# Excerto da fonte:
****************
Camarada Raúl Albino,

Acabei de ler o teu texto no Blog (1), com muito interesse, e não resisti ao impulso de acrescentar qualquer coisa da minha própria vivência como palmilhante daqueles sítios.

Começo por confirmar que, de facto, a progressão de qualquer coluna militar (apeada) naquele tipo de mata era extremamente difícil. Na maior parte das vezes, éramos mesmo obrigados a utilizar os trilhos do IN com os inerentes cuidados e perigos. Nesses trilhos ficaram muitas pernas e alguns tomates de camaradas nossos. A opção era poder ficar debaixo de fogo, encurralados sob um tecto vegetal com os corpos e equipamento enredados pelas lianas. E aí sim, eles faziam-nos a barba.

Mas se a escolha dos itinerários de aproximação era um negócio complicado que por vezes exigia horas de estudo àquele a quem calhava a fava, os trajectos de regresso ou retirada eram ainda mais difíceis de seleccionar. Aí, valia a experiência e o instinto, exclusivamente. É claro que isto era válido para a região que conhecemos, provavelmente os camaradas que trabalharam num contexto florístico diferente, teriam de fazer opções de outra natureza.

Quanto ao secretismo das operações, no meu tempo, ele nunca existiu. Em primeiro lugar, porque havia tempo que o PAIGC e as suas forças armadas possuíam um excelente serviço de rádio-escuta. Os seus especialistas desencriptavam Ordens de Operações emanadas de Rep Oper em Bissau e os comandos regionais eram alertados com a devida antecedência.

Nestes casos, acontecia o que descreves, ou seja, os caminhos que conduziam ao nosso objectivo, ficavam sob vigilância e eram muitas vezes emboscados. Depois, porque na preparação de operações da iniciativa das unidades de quadrícula, havia certos sinais impossíveis de neutralizar, que eram facilmente detectáveis por certos elementos da população. Quem não se lembra das colunas em que até à última da hora ninguém piava, e no entanto, ainda antes dos Unimog e das Berliet formarem, lá estava a tabanca inteira com a respectiva quitanda à espera de boleia?
****************
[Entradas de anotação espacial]

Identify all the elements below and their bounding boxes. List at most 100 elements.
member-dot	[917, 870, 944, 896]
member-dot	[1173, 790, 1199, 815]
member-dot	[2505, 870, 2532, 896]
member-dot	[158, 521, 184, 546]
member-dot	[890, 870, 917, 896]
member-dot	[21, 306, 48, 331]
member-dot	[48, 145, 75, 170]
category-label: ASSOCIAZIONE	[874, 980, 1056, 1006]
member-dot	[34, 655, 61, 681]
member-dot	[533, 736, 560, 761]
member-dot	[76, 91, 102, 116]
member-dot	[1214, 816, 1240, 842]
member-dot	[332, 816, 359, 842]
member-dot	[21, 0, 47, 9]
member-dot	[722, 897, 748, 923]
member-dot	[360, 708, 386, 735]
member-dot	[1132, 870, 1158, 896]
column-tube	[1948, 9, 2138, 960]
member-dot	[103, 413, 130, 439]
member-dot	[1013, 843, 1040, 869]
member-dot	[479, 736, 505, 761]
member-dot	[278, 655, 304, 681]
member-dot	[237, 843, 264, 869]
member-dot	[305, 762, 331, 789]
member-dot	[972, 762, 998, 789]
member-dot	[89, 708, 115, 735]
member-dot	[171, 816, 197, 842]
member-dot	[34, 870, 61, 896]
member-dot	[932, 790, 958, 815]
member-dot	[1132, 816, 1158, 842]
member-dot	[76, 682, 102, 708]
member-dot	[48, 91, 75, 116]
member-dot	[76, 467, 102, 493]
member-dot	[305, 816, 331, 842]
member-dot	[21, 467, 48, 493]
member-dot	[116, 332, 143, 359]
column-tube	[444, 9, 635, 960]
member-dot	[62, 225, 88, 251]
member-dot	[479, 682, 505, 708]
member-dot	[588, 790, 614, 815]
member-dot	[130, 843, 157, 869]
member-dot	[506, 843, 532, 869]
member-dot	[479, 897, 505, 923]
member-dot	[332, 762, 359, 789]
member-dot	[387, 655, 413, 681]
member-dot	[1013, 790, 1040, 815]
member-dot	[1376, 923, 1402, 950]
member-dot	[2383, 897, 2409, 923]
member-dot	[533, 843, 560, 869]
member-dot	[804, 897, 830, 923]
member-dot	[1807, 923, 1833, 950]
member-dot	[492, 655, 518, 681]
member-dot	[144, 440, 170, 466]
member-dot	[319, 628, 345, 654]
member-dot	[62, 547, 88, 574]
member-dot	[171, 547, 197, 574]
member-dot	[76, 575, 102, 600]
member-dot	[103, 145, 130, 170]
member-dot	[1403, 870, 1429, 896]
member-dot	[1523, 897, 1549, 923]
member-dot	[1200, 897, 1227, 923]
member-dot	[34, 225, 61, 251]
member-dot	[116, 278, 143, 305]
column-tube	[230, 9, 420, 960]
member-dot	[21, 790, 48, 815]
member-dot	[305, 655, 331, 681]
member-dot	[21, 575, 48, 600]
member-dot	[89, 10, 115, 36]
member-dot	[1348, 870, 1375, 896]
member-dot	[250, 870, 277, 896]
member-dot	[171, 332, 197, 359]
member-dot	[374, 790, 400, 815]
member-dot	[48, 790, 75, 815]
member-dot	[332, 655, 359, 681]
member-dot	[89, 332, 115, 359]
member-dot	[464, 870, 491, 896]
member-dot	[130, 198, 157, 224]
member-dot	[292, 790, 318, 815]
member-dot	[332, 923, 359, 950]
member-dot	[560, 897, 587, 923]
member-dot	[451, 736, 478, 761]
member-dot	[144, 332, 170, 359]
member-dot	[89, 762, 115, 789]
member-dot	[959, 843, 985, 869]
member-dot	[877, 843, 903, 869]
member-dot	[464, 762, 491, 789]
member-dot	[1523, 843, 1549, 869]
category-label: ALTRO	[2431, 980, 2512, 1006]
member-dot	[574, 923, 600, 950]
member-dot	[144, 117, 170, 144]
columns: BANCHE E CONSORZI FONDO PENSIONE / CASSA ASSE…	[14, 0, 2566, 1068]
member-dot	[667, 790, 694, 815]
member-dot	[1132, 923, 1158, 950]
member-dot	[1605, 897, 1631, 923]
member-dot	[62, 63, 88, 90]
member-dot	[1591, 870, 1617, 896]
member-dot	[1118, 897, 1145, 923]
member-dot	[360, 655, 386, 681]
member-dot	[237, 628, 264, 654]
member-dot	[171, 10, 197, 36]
****************
# Trabalho a realizar:
a: Responda com base na carta ao camarada Raúl Albino:
(i) Que serviço possuíam o PAIGC e as suas forças armadas?
(ii) Segundo a carta, o que valia exclusivamente na escolha dos trajectos de regresso ou retirada?
(iii) De onde eram emanadas as Ordens de Operações que os especialistas desencriptavam?
b: Prossiga a carta ao camarada Raúl Albino a partir da última frase apresentada.
Os registos não têm qualquer papel neste trabalho.

# Respostas às tarefas:
a:
(i) Um excelente serviço de rádio-escuta.
(ii) A experiência e o instinto.
(iii) De Rep Oper, em Bissau.

b:
Abordaste também a questão da fidelidade (duvidosa) de batedores ou pisteiros integrados na tua coluna. É assunto sobre o qual não tive qualquer experiência. Não existiam na minha unidade. Na dúvida, inclino-me para que fossem leais. Até porque o seu próprio coiro, corria os mesmos riscos que todos vós.

Outra coisa é a passagem de informações do seio das nossas FA para o IN. Sobre isso não tenho quaisquer dúvidas, é norma em todos os conflitos bélicos.

Para terminar, a questão do Helicanhão. Que se pronunciem os especialistas, mas enquanto tal não acontece, sempre vou adiantando, sujeito a desmentido, que estava armado com um canhão/metralhadora Browning de 20mm cujas munições dispunham de espoleta de tempos. O segundo tempo produzia os estilhaços que podiam atingir diversos níveis, por ex. o solo ou as copas das árvores, dependendo da altitude do sobrevoo.

Naturalmente que todos reconhecemos o esforço e valentia dos nossos camaradas da Força Aérea, que davam tudo por tudo para nos apoiarem em situações de aperto. Estamos-lhes gratos por isso. Infelizmente, não existem armas mágicas ou infalíveis, e todas as aeronaves têm as suas vunerabilidades. No caso dos Helicanhões, para nos apoiarem com eficiência tinham que voar a baixa altitude, o que os colocava ao alcance dos projécteis de armas ligeiras e até dos RPG. Algumas vezes ouvi o seguinte Estou a ser batido, tenho de retirar.... E não havia mais nada para ninguém.

No entanto, a [força]mítica do Lobo Mau (2) manteve-se até hoje. Em grande parte perpetuada por nós próprios, certamente devido ao conforto psicológico que nos invadia quando no horizonte avistávamos a sua silhueta, ou ouvíamos o ruído dos rotores pairando sobre as nossas cabeças, de aflitos mortais. E como mortais que somos, precisamos de mitos. Um dos mais extraordinários e bem aceites que conheço, é o que dá crédito à afirmação de que tendo perdido o domínio do espaço aéreo, com o aparecimento no teatro de operações dos mísseis Strella, perdemos militarmente a guerra!

Hei-de voltar a este assunto.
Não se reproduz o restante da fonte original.